▽
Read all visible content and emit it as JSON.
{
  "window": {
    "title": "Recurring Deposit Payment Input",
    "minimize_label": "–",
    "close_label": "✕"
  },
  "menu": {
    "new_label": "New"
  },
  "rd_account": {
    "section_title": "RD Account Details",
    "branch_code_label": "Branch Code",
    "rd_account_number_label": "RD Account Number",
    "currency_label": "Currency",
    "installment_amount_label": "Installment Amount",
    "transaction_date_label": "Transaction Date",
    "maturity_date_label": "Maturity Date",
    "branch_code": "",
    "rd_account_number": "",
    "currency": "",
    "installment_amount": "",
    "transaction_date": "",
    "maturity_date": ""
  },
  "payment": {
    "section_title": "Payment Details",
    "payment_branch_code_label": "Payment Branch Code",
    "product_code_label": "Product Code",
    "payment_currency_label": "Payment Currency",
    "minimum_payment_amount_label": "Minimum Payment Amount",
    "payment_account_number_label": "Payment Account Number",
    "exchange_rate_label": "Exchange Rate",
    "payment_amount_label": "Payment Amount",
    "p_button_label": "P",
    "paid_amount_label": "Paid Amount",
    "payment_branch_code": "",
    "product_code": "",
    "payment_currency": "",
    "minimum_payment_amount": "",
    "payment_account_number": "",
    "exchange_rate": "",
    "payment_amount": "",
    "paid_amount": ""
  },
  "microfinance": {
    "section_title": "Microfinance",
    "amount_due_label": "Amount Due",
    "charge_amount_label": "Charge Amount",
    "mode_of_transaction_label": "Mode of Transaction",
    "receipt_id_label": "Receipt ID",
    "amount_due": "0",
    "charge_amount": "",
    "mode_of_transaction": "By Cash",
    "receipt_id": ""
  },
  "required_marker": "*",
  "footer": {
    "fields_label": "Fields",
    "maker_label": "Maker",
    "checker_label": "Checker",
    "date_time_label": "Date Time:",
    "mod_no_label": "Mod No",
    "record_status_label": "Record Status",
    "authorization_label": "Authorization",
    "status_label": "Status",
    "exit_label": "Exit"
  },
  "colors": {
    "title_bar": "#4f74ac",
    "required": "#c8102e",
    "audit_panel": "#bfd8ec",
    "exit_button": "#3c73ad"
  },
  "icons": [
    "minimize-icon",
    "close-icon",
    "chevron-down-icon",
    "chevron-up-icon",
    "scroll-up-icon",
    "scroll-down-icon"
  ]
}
△
=== The request ===
Take the listing above and write it out again exactly.

=== Solution to the exercise ===
Read all visible content and emit it as JSON.
{
  "window": {
    "title": "Recurring Deposit Payment Input",
    "minimize_label": "–",
    "close_label": "✕"
  },
  "menu": {
    "new_label": "New"
  },
  "rd_account": {
    "section_title": "RD Account Details",
    "branch_code_label": "Branch Code",
    "rd_account_number_label": "RD Account Number",
    "currency_label": "Currency",
    "installment_amount_label": "Installment Amount",
    "transaction_date_label": "Transaction Date",
    "maturity_date_label": "Maturity Date",
    "branch_code": "",
    "rd_account_number": "",
    "currency": "",
    "installment_amount": "",
    "transaction_date": "",
    "maturity_date": ""
  },
  "payment": {
    "section_title": "Payment Details",
    "payment_branch_code_label": "Payment Branch Code",
    "product_code_label": "Product Code",
    "payment_currency_label": "Payment Currency",
    "minimum_payment_amount_label": "Minimum Payment Amount",
    "payment_account_number_label": "Payment Account Number",
    "exchange_rate_label": "Exchange Rate",
    "payment_amount_label": "Payment Amount",
    "p_button_label": "P",
    "paid_amount_label": "Paid Amount",
    "payment_branch_code": "",
    "product_code": "",
    "payment_currency": "",
    "minimum_payment_amount": "",
    "payment_account_number": "",
    "exchange_rate": "",
    "payment_amount": "",
    "paid_amount": ""
  },
  "microfinance": {
    "section_title": "Microfinance",
    "amount_due_label": "Amount Due",
    "charge_amount_label": "Charge Amount",
    "mode_of_transaction_label": "Mode of Transaction",
    "receipt_id_label": "Receipt ID",
    "amount_due": "0",
    "charge_amount": "",
    "mode_of_transaction": "By Cash",
    "receipt_id": ""
  },
  "required_marker": "*",
  "footer": {
    "fields_label": "Fields",
    "maker_label": "Maker",
    "checker_label": "Checker",
    "date_time_label": "Date Time:",
    "mod_no_label": "Mod No",
    "record_status_label": "Record Status",
    "authorization_label": "Authorization",
    "status_label": "Status",
    "exit_label": "Exit"
  },
  "colors": {
    "title_bar": "#4f74ac",
    "required": "#c8102e",
    "audit_panel": "#bfd8ec",
    "exit_button": "#3c73ad"
  },
  "icons": [
    "minimize-icon",
    "close-icon",
    "chevron-down-icon",
    "chevron-up-icon",
    "scroll-up-icon",
    "scroll-down-icon"
  ]
}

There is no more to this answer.